■ INFORMATION SHOWN:

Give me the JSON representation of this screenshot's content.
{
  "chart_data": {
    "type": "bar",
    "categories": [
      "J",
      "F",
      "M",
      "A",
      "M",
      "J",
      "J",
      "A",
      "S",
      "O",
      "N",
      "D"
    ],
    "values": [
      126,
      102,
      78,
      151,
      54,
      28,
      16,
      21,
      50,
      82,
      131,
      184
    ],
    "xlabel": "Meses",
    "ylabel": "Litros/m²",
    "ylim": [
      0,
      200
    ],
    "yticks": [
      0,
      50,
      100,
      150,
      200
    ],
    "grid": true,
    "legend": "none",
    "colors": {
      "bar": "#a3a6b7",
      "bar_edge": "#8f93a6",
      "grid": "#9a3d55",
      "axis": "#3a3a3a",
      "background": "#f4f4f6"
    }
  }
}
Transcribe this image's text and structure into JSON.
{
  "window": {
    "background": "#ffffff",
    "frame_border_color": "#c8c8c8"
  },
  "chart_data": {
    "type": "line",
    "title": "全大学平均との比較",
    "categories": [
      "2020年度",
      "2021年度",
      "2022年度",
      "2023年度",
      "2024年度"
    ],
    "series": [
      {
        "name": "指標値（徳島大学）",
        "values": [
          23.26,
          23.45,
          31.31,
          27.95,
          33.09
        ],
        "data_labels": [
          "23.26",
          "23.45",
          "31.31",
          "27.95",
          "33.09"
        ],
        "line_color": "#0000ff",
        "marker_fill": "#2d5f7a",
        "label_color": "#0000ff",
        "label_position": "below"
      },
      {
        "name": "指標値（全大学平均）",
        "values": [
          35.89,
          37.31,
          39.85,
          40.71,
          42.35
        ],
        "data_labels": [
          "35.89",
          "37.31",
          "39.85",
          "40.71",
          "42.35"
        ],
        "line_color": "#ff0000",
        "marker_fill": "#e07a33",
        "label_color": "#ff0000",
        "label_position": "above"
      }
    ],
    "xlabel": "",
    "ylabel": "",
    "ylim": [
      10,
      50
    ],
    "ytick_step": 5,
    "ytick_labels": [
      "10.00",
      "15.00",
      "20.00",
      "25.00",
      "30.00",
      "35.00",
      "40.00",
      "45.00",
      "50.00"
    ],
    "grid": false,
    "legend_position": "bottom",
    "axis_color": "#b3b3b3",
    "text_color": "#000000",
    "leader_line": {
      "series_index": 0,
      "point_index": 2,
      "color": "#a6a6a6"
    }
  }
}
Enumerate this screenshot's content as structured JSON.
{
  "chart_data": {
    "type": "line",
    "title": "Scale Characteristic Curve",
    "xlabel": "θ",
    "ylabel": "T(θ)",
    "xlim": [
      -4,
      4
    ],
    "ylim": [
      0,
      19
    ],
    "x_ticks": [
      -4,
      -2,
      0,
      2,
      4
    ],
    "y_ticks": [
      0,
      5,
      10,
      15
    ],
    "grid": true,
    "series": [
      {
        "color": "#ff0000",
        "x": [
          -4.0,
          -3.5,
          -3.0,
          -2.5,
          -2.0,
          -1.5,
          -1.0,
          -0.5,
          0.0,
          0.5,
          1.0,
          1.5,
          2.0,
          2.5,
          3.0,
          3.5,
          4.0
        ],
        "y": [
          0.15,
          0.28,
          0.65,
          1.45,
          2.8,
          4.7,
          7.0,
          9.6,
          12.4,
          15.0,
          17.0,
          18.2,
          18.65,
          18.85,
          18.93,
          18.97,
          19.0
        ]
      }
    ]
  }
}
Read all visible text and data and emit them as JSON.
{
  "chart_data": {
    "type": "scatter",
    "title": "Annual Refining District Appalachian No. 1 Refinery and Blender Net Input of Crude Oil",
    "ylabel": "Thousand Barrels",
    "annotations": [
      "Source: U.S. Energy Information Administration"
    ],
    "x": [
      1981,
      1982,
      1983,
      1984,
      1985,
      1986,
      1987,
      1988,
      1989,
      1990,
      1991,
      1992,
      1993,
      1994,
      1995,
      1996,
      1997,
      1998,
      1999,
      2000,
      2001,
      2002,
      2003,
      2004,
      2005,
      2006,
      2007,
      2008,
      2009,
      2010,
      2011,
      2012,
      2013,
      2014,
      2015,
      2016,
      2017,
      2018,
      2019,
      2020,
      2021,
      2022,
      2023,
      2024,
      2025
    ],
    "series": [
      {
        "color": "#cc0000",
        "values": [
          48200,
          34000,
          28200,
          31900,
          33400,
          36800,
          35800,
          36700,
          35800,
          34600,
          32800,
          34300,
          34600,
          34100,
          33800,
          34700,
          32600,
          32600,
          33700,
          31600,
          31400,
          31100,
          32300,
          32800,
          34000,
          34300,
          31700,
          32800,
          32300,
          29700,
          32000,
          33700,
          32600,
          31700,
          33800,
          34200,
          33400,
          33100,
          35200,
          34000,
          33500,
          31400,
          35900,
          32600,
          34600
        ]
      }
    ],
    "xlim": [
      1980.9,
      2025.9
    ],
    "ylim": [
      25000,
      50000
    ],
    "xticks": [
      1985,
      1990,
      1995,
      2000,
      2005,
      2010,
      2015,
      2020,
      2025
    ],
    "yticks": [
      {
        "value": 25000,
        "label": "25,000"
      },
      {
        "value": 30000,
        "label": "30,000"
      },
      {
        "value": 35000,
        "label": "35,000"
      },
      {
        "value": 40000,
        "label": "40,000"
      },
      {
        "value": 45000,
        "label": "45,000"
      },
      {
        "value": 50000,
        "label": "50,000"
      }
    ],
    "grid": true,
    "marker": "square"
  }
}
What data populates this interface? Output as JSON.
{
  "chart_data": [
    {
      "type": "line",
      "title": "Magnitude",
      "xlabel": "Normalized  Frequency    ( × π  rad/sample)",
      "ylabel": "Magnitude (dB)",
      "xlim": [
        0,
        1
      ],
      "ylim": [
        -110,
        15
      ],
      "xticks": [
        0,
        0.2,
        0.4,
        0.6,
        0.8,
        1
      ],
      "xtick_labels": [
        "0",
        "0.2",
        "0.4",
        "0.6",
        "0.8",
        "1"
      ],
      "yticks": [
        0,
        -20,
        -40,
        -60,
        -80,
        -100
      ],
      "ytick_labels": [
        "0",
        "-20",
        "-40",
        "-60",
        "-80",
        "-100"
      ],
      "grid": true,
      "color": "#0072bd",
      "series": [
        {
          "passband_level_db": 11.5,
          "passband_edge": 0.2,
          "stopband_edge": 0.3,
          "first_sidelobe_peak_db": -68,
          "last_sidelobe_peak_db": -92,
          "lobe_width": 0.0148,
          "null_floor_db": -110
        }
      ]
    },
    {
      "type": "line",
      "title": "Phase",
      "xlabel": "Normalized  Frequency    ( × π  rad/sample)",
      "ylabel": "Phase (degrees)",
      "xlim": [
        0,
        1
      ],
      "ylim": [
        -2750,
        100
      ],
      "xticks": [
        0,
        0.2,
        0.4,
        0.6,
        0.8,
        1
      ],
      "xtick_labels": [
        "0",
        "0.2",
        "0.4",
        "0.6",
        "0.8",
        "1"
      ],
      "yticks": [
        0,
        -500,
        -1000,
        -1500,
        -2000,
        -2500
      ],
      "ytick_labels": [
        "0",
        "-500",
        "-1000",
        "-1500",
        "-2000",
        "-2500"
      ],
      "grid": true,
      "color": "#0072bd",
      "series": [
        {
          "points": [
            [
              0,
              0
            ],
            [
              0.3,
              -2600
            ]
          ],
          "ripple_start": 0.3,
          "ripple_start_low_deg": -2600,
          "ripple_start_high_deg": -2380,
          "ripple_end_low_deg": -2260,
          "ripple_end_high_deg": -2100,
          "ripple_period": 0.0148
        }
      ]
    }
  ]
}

■ TASK GOAL: Transcribe every line of the data, exactly as it stands.

■ RESPONSE TO THE TASK:
Give me the JSON representation of this screenshot's content.
{
  "chart_data": {
    "type": "bar",
    "categories": [
      "J",
      "F",
      "M",
      "A",
      "M",
      "J",
      "J",
      "A",
      "S",
      "O",
      "N",
      "D"
    ],
    "values": [
      126,
      102,
      78,
      151,
      54,
      28,
      16,
      21,
      50,
      82,
      131,
      184
    ],
    "xlabel": "Meses",
    "ylabel": "Litros/m²",
    "ylim": [
      0,
      200
    ],
    "yticks": [
      0,
      50,
      100,
      150,
      200
    ],
    "grid": true,
    "legend": "none",
    "colors": {
      "bar": "#a3a6b7",
      "bar_edge": "#8f93a6",
      "grid": "#9a3d55",
      "axis": "#3a3a3a",
      "background": "#f4f4f6"
    }
  }
}
Transcribe this image's text and structure into JSON.
{
  "window": {
    "background": "#ffffff",
    "frame_border_color": "#c8c8c8"
  },
  "chart_data": {
    "type": "line",
    "title": "全大学平均との比較",
    "categories": [
      "2020年度",
      "2021年度",
      "2022年度",
      "2023年度",
      "2024年度"
    ],
    "series": [
      {
        "name": "指標値（徳島大学）",
        "values": [
          23.26,
          23.45,
          31.31,
          27.95,
          33.09
        ],
        "data_labels": [
          "23.26",
          "23.45",
          "31.31",
          "27.95",
          "33.09"
        ],
        "line_color": "#0000ff",
        "marker_fill": "#2d5f7a",
        "label_color": "#0000ff",
        "label_position": "below"
      },
      {
        "name": "指標値（全大学平均）",
        "values": [
          35.89,
          37.31,
          39.85,
          40.71,
          42.35
        ],
        "data_labels": [
          "35.89",
          "37.31",
          "39.85",
          "40.71",
          "42.35"
        ],
        "line_color": "#ff0000",
        "marker_fill": "#e07a33",
        "label_color": "#ff0000",
        "label_position": "above"
      }
    ],
    "xlabel": "",
    "ylabel": "",
    "ylim": [
      10,
      50
    ],
    "ytick_step": 5,
    "ytick_labels": [
      "10.00",
      "15.00",
      "20.00",
      "25.00",
      "30.00",
      "35.00",
      "40.00",
      "45.00",
      "50.00"
    ],
    "grid": false,
    "legend_position": "bottom",
    "axis_color": "#b3b3b3",
    "text_color": "#000000",
    "leader_line": {
      "series_index": 0,
      "point_index": 2,
      "color": "#a6a6a6"
    }
  }
}
Enumerate this screenshot's content as structured JSON.
{
  "chart_data": {
    "type": "line",
    "title": "Scale Characteristic Curve",
    "xlabel": "θ",
    "ylabel": "T(θ)",
    "xlim": [
      -4,
      4
    ],
    "ylim": [
      0,
      19
    ],
    "x_ticks": [
      -4,
      -2,
      0,
      2,
      4
    ],
    "y_ticks": [
      0,
      5,
      10,
      15
    ],
    "grid": true,
    "series": [
      {
        "color": "#ff0000",
        "x": [
          -4.0,
          -3.5,
          -3.0,
          -2.5,
          -2.0,
          -1.5,
          -1.0,
          -0.5,
          0.0,
          0.5,
          1.0,
          1.5,
          2.0,
          2.5,
          3.0,
          3.5,
          4.0
        ],
        "y": [
          0.15,
          0.28,
          0.65,
          1.45,
          2.8,
          4.7,
          7.0,
          9.6,
          12.4,
          15.0,
          17.0,
          18.2,
          18.65,
          18.85,
          18.93,
          18.97,
          19.0
        ]
      }
    ]
  }
}
Read all visible text and data and emit them as JSON.
{
  "chart_data": {
    "type": "scatter",
    "title": "Annual Refining District Appalachian No. 1 Refinery and Blender Net Input of Crude Oil",
    "ylabel": "Thousand Barrels",
    "annotations": [
      "Source: U.S. Energy Information Administration"
    ],
    "x": [
      1981,
      1982,
      1983,
      1984,
      1985,
      1986,
      1987,
      1988,
      1989,
      1990,
      1991,
      1992,
      1993,
      1994,
      1995,
      1996,
      1997,
      1998,
      1999,
      2000,
      2001,
      2002,
      2003,
      2004,
      2005,
      2006,
      2007,
      2008,
      2009,
      2010,
      2011,
      2012,
      2013,
      2014,
      2015,
      2016,
      2017,
      2018,
      2019,
      2020,
      2021,
      2022,
      2023,
      2024,
      2025
    ],
    "series": [
      {
        "color": "#cc0000",
        "values": [
          48200,
          34000,
          28200,
          31900,
          33400,
          36800,
          35800,
          36700,
          35800,
          34600,
          32800,
          34300,
          34600,
          34100,
          33800,
          34700,
          32600,
          32600,
          33700,
          31600,
          31400,
          31100,
          32300,
          32800,
          34000,
          34300,
          31700,
          32800,
          32300,
          29700,
          32000,
          33700,
          32600,
          31700,
          33800,
          34200,
          33400,
          33100,
          35200,
          34000,
          33500,
          31400,
          35900,
          32600,
          34600
        ]
      }
    ],
    "xlim": [
      1980.9,
      2025.9
    ],
    "ylim": [
      25000,
      50000
    ],
    "xticks": [
      1985,
      1990,
      1995,
      2000,
      2005,
      2010,
      2015,
      2020,
      2025
    ],
    "yticks": [
      {
        "value": 25000,
        "label": "25,000"
      },
      {
        "value": 30000,
        "label": "30,000"
      },
      {
        "value": 35000,
        "label": "35,000"
      },
      {
        "value": 40000,
        "label": "40,000"
      },
      {
        "value": 45000,
        "label": "45,000"
      },
      {
        "value": 50000,
        "label": "50,000"
      }
    ],
    "grid": true,
    "marker": "square"
  }
}
What data populates this interface? Output as JSON.
{
  "chart_data": [
    {
      "type": "line",
      "title": "Magnitude",
      "xlabel": "Normalized  Frequency    ( × π  rad/sample)",
      "ylabel": "Magnitude (dB)",
      "xlim": [
        0,
        1
      ],
      "ylim": [
        -110,
        15
      ],
      "xticks": [
        0,
        0.2,
        0.4,
        0.6,
        0.8,
        1
      ],
      "xtick_labels": [
        "0",
        "0.2",
        "0.4",
        "0.6",
        "0.8",
        "1"
      ],
      "yticks": [
        0,
        -20,
        -40,
        -60,
        -80,
        -100
      ],
      "ytick_labels": [
        "0",
        "-20",
        "-40",
        "-60",
        "-80",
        "-100"
      ],
      "grid": true,
      "color": "#0072bd",
      "series": [
        {
          "passband_level_db": 11.5,
          "passband_edge": 0.2,
          "stopband_edge": 0.3,
          "first_sidelobe_peak_db": -68,
          "last_sidelobe_peak_db": -92,
          "lobe_width": 0.0148,
          "null_floor_db": -110
        }
      ]
    },
    {
      "type": "line",
      "title": "Phase",
      "xlabel": "Normalized  Frequency    ( × π  rad/sample)",
      "ylabel": "Phase (degrees)",
      "xlim": [
        0,
        1
      ],
      "ylim": [
        -2750,
        100
      ],
      "xticks": [
        0,
        0.2,
        0.4,
        0.6,
        0.8,
        1
      ],
      "xtick_labels": [
        "0",
        "0.2",
        "0.4",
        "0.6",
        "0.8",
        "1"
      ],
      "yticks": [
        0,
        -500,
        -1000,
        -1500,
        -2000,
        -2500
      ],
      "ytick_labels": [
        "0",
        "-500",
        "-1000",
        "-1500",
        "-2000",
        "-2500"
      ],
      "grid": true,
      "color": "#0072bd",
      "series": [
        {
          "points": [
            [
              0,
              0
            ],
            [
              0.3,
              -2600
            ]
          ],
          "ripple_start": 0.3,
          "ripple_start_low_deg": -2600,
          "ripple_start_high_deg": -2380,
          "ripple_end_low_deg": -2260,
          "ripple_end_high_deg": -2100,
          "ripple_period": 0.0148
        }
      ]
    }
  ]
}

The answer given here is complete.